Final Paperwork Reduction Act of 1995 Analysis

    The R&O contains modified information collection requirements. The 
Commission, as part of its continuing effort to reduce paperwork 
burdens, will invite the general public to comment on the information 
collection requirements contained in the R&O as required by the PRA of 
1995, Public Law 104-13 in a separate notice that will be published in 
the Federal Register. In addition, the Commission notes that pursuant 
to the Small Business Paperwork Relief Act of 2002, Public Law 107-198, 
see 44 U.S.C. 3506 (c)(4), the Commission previously sought specific 
comment on how it might further reduce the information collection 
burden for small business concerns with fewer than 25 employees. In 
this present document, the Commission has assessed the potential 
effects of the various policy changes with regard to information 
collection burdens on small business concerns, and finds that these 
requirements will benefit many companies with fewer than 25 employees 
because they help address cramming without requiring a specific format 
for new disclosures or bill changes. In addition, the Commission has 
described the impacts that might affect small businesses, which 
includes most businesses with fewer than 25 employees, in the Final 
Regulatory Flexibility Analysis.

Synopsis

    1. In the R&O, the Commission adopts rules requiring: (1) Wireline 
telephone carriers that currently offer blocking of third-party charges 
to clearly and conspicuously notify consumers of this option on their 
bills, Web sites, and at the point of sale; (2) wireline telephone 
carriers that place on their telephone bills charges from third parties 
to place non-carrier third-party charges in a distinct bill section 
separate from all carrier charges; and (3) wireline telephone carriers 
that place on their telephone bills charges from third parties to 
provide separate subtotals for carrier and non-carrier charges. These 
rules reflect an important step beyond the existing TiB rules by 
requiring additional clear and conspicuous disclosures and by requiring 
clearer and distinct separation of carrier and non-carrier charges.

● **DATA SHOWN**:

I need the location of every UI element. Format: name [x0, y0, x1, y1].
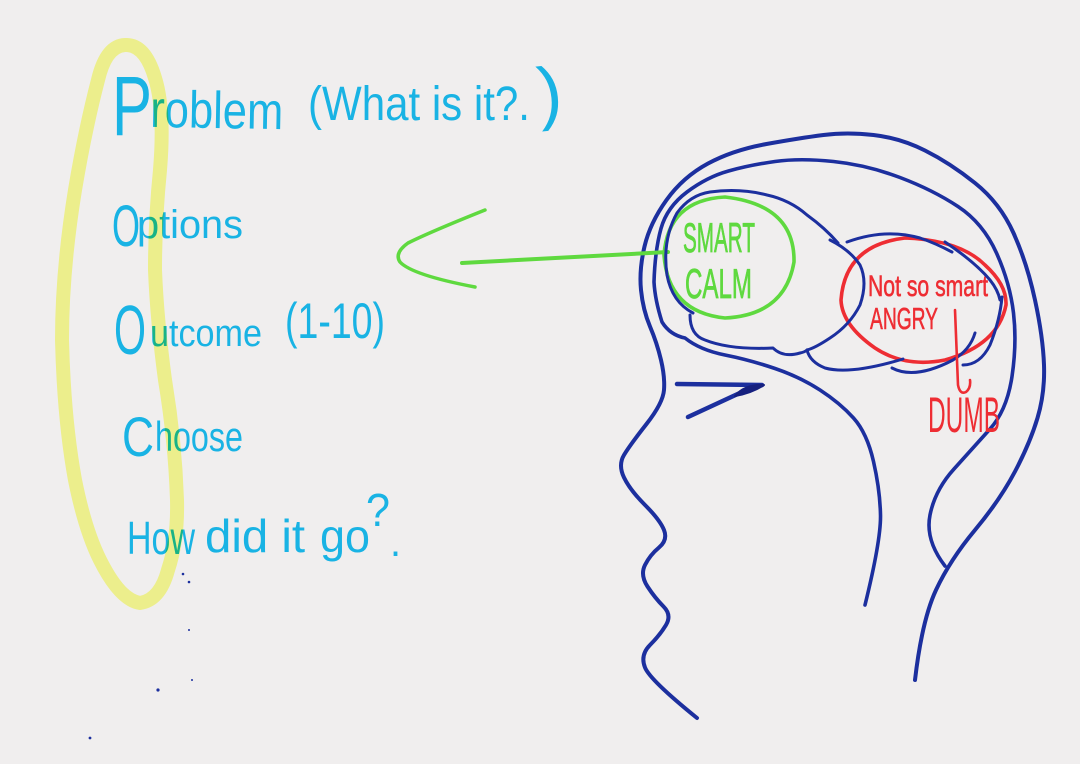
lower folds: [690, 315, 903, 370]
step: problem: P: [112, 59, 152, 153]
yellow highlighter loop: [62, 45, 177, 603]
face and back of head: [621, 134, 1044, 718]
step: how did it go: .: [390, 518, 401, 565]
step: how did it go: [127, 484, 401, 565]
step: how did it go: How: [127, 512, 196, 564]
inner skull and neck line: [654, 160, 1015, 605]
label: not so smart: Not so smart: [868, 270, 988, 303]
step: problem: roblem: [150, 81, 284, 141]
green circle: smart calm: SMART: [683, 214, 755, 261]
step: problem: [112, 52, 566, 153]
step: options: O: [112, 194, 140, 259]
checklist text: [112, 52, 566, 565]
label: calm: CALM: [685, 260, 752, 307]
step: choose: [122, 405, 243, 468]
green circle: smart calm: [664, 197, 794, 318]
red arrow to dumb: [955, 310, 970, 393]
step: how did it go: did it: [205, 510, 305, 562]
step: problem: ): [534, 52, 566, 132]
step: choose: hoose: [155, 413, 243, 460]
label: angry: ANGRY: [870, 301, 938, 336]
head outline: [621, 134, 1044, 718]
brain folds: [666, 191, 1002, 372]
step: outcome: [114, 291, 385, 369]
step: outcome: (1-10): [285, 293, 385, 349]
step: how did it go: go: [320, 510, 370, 562]
red circle: not so smart angry: [841, 238, 1006, 362]
step: problem: (What is it?.: [308, 78, 530, 131]
step: outcome: utcome: [150, 313, 262, 355]
step: choose: C: [122, 405, 154, 468]
ink specks: [89, 573, 193, 739]
middle fold: [807, 240, 864, 350]
text: DUMB: [928, 387, 1000, 443]
rear lobe top: [847, 234, 952, 252]
eye: [677, 384, 762, 417]
step: options: ptions: [137, 203, 243, 247]
step: options: [112, 194, 243, 259]
frontal lobe: [666, 191, 838, 313]
step: how did it go: ?: [366, 484, 390, 536]
green arrow pointing to checklist: [398, 210, 668, 287]
step: outcome: O: [114, 291, 146, 369]
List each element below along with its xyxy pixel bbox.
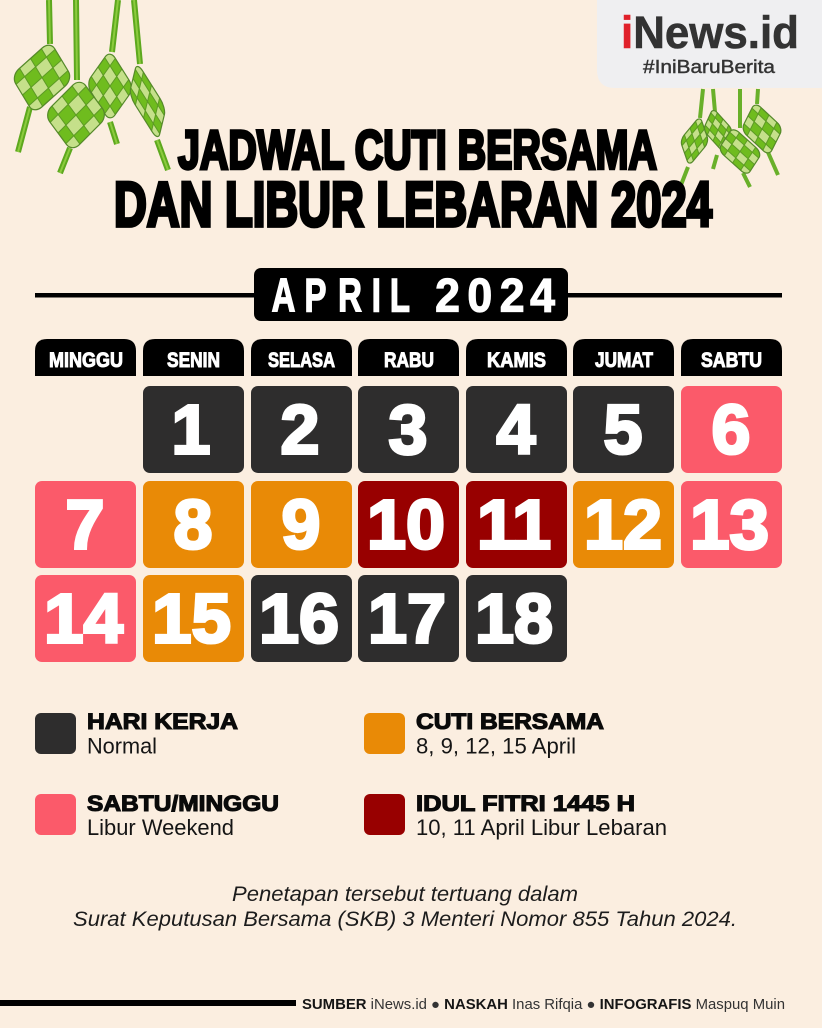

● **TASK REQUIREMENTS**:
**A.** Translate this sentence from the passage on the Paperwork Reduction Act analysis into Spanish: "The R&O contains modified information collection requirements."
**B.** Output as a JSON list of strings everything in the records from the line containing "lower folds: [690, 315, 903, 370]" down to the line containing "step: outcome: [114, 291, 385, 369]", with one string per line.

● **OUTPUTS**:
**A.** La R&O contiene requisitos modificados de recopilación de información.

**B.**
[
  "lower folds: [690, 315, 903, 370]",
  "step: problem: P: [112, 59, 152, 153]",
  "yellow highlighter loop: [62, 45, 177, 603]",
  "face and back of head: [621, 134, 1044, 718]",
  "step: how did it go: .: [390, 518, 401, 565]",
  "step: how did it go: [127, 484, 401, 565]",
  "step: how did it go: How: [127, 512, 196, 564]",
  "inner skull and neck line: [654, 160, 1015, 605]",
  "label: not so smart: Not so smart: [868, 270, 988, 303]",
  "step: problem: roblem: [150, 81, 284, 141]",
  "green circle: smart calm: SMART: [683, 214, 755, 261]",
  "step: problem: [112, 52, 566, 153]",
  "step: options: O: [112, 194, 140, 259]",
  "checklist text: [112, 52, 566, 565]",
  "label: calm: CALM: [685, 260, 752, 307]",
  "step: choose: [122, 405, 243, 468]",
  "green circle: smart calm: [664, 197, 794, 318]",
  "red arrow to dumb: [955, 310, 970, 393]",
  "step: how did it go: did it: [205, 510, 305, 562]",
  "step: problem: ): [534, 52, 566, 132]",
  "step: choose: hoose: [155, 413, 243, 460]",
  "label: angry: ANGRY: [870, 301, 938, 336]",
  "head outline: [621, 134, 1044, 718]",
  "brain folds: [666, 191, 1002, 372]",
  "step: outcome: [114, 291, 385, 369]"
]